- **TASK REQUIREMENTS**:
**a.** Reproduce the part of the Desperate Living page starting with "is her competition." and going on through "a minute here.".
**b.** Answer these questions from the Desperate Living page:
(i) Who is listed as the director?
(ii) What is the name of the town that gives refuge to criminals in the synopsis?
(iii) How much money does one speaker say they won?

* start ARTICLE *

Desperate Living Page #5

Synopsis: A rich housewife murders her husband with the help of her overweight maid, and the two go on the run, ending up in Mortville, a town providing refuge for criminals. They shack up with a lesbian ex-wrestler and her murderess lover, before running into the tyrannical Queen Carlotta, ruler of Mortville...
Genre: Comedy, Crime, Fantasy
Director(s): John Waters
Production: WARNER BROTHERS PICTURES
 
IMDB:
7.2
Rotten Tomatoes:
70%
Year:
1977
90 min
864 Views


- Oh, no!

- Come on!

- Leave me alone!

- It won't hurt.

- Just leave me alone!

- Come on!

No! Go away!

- We'll have a good time.

- Leave me alone! Stop!

- I wanna...

- Go away!

- Leave me alone!

- Freak.

Please, just go away.

Oh, God! Please just go away!

Just leave me alone!

Oh, God! No!

- Flipper! Yeah!

- Oh, God! Get off!

I'm not trying

to be rude, really...

but I can't stay

in here any longer.

What's the matter?

Don't you like fun?

This is not my idea of fun.

Grizelda, please walk me

back to the house.

Loosen up a bit.

I have no desire

to be a loose person...

and you should stop drinking

before you get dead drunk.

Oh, come on.

I'll walk you back.

I don't get you, Peggy.

You leech onto us

and then all you do is complain.

Let the little

babies go home.

Boy, if you

don't like this bar...

there is really

something wrong with you.

Kill him, Flip!

Get him, Flipper!

Hit him! Come on, you guys!

Bye-bye, sweetie.

See you next Tuesday.

Same time, same place.

Bye!

You lazy b*tch! I'm out

workin' my tail off all day...

and you're in there

f***in' midgets.

Isn't that the pits?

Flipper,

now don't start that sh*t.

She's just an old

friend of mine.

Come on, now.

Get in here.

Friend, my ass.

You've turned my apartment...

into your own private

passion pit, haven't you?

You better cram it.

Not in front of company.

Sorry if we

interrupted anything.

You didn't interrupt

anything, Mole.

Flipper's so jealous, she thinks

the toilets I sit on...

is her competition.

Now what can I do for ya?

Tryin' to find today's paper.

You got one, Shotsie?

I got one around here somewhere.

Just wait a minute here.

Hey, all right. Here you go.

There it is.

"Maryland lottery listings."

Here they are.

"O-8-5-5-5... 3-2-1!"

We did it, Muffy!

- We're rich!

- I want my own chauffeur!

- We won $1,000.

- Thank you, God!

Shut up, Muffy.

Look at all those dummies.

Come on, you apes. Hurry up.

* end ARTICLE *
* start RAW RECORDS *

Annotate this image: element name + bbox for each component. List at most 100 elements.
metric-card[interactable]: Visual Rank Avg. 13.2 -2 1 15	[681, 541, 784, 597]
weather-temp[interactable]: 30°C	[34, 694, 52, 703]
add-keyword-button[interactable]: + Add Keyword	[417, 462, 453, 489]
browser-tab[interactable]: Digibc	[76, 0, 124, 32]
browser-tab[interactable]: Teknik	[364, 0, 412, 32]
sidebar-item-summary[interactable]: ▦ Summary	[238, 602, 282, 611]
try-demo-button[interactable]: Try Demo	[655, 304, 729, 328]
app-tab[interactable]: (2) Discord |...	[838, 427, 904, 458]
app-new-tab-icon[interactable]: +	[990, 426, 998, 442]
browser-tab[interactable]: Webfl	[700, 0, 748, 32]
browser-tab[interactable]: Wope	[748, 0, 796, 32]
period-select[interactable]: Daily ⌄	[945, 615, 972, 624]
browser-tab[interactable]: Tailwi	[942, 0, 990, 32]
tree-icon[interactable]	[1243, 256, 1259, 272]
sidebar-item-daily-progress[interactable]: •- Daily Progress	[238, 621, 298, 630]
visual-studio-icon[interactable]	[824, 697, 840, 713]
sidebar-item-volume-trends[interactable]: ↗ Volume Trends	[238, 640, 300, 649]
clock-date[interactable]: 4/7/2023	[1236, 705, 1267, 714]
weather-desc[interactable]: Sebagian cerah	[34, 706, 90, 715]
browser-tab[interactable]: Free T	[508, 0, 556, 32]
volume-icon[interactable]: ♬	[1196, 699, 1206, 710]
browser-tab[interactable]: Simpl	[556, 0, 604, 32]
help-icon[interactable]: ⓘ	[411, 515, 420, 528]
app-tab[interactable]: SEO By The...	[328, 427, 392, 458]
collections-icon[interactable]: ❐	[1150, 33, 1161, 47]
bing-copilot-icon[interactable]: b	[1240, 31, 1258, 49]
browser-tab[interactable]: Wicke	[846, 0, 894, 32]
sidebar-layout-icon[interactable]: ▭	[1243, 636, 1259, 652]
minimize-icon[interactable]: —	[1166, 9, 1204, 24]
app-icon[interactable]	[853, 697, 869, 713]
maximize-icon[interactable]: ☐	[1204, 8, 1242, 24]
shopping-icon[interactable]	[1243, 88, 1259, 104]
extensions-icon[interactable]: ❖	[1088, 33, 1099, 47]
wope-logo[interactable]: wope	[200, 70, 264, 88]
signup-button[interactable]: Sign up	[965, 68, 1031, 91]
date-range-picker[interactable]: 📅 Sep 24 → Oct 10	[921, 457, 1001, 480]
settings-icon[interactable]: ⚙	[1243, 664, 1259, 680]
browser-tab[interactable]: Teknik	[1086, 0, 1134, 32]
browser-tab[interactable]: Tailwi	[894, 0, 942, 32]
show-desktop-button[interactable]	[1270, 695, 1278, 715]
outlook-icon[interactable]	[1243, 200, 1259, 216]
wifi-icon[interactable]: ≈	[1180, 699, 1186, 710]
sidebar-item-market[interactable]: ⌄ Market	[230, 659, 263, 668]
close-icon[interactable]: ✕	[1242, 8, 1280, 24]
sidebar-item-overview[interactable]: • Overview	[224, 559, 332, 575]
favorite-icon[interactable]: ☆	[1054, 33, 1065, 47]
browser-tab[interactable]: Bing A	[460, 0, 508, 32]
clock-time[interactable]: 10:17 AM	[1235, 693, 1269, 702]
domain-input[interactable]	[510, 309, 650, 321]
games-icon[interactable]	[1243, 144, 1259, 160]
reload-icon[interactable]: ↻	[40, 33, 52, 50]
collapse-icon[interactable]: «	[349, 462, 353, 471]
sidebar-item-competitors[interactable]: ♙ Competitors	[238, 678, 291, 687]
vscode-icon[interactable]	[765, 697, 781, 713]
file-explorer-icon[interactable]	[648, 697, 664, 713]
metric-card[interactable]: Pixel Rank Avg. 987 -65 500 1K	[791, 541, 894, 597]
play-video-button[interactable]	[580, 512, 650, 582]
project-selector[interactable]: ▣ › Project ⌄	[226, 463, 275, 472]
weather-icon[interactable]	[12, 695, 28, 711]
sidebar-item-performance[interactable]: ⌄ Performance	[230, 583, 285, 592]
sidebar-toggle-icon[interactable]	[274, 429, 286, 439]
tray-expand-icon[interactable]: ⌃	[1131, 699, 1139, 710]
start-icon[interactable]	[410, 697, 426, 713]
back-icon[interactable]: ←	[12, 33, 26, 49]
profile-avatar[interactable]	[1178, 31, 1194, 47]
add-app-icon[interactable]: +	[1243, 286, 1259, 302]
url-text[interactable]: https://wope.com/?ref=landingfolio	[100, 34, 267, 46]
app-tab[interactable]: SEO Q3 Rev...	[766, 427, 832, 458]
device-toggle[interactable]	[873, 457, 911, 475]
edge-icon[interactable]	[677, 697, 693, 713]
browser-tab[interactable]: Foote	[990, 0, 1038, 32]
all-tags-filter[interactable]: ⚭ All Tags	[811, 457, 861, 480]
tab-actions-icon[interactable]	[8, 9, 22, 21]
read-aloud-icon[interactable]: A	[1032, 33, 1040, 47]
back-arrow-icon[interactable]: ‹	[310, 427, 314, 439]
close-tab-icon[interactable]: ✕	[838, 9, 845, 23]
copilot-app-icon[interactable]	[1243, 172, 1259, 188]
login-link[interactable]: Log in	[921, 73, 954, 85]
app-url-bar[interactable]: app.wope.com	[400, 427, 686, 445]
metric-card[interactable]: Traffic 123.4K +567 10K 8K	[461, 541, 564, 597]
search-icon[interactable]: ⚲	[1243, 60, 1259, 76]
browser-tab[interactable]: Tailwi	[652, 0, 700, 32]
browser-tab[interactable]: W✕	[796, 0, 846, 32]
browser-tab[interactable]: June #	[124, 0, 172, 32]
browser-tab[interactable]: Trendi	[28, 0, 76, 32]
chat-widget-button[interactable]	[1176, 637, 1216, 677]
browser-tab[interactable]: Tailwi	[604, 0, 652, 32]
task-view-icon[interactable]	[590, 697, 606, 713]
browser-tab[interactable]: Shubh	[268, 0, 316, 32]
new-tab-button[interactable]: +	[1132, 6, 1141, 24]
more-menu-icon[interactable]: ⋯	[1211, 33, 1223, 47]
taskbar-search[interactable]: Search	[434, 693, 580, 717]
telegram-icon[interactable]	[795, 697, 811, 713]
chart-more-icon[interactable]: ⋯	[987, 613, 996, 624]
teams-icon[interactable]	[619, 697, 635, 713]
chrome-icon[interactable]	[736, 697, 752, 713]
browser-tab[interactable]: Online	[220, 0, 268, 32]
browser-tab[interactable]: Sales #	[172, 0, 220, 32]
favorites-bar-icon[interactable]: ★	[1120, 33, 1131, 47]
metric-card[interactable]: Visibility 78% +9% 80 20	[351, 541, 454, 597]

* end RAW RECORDS *

- **RESULTS FOR THE EXERCISE**:
**a.**
is her competition.

Now what can I do for ya?

Tryin' to find today's paper.

You got one, Shotsie?

I got one around here somewhere.

Just wait a minute here.

**b.**
(i) John Waters
(ii) Mortville
(iii) $1,000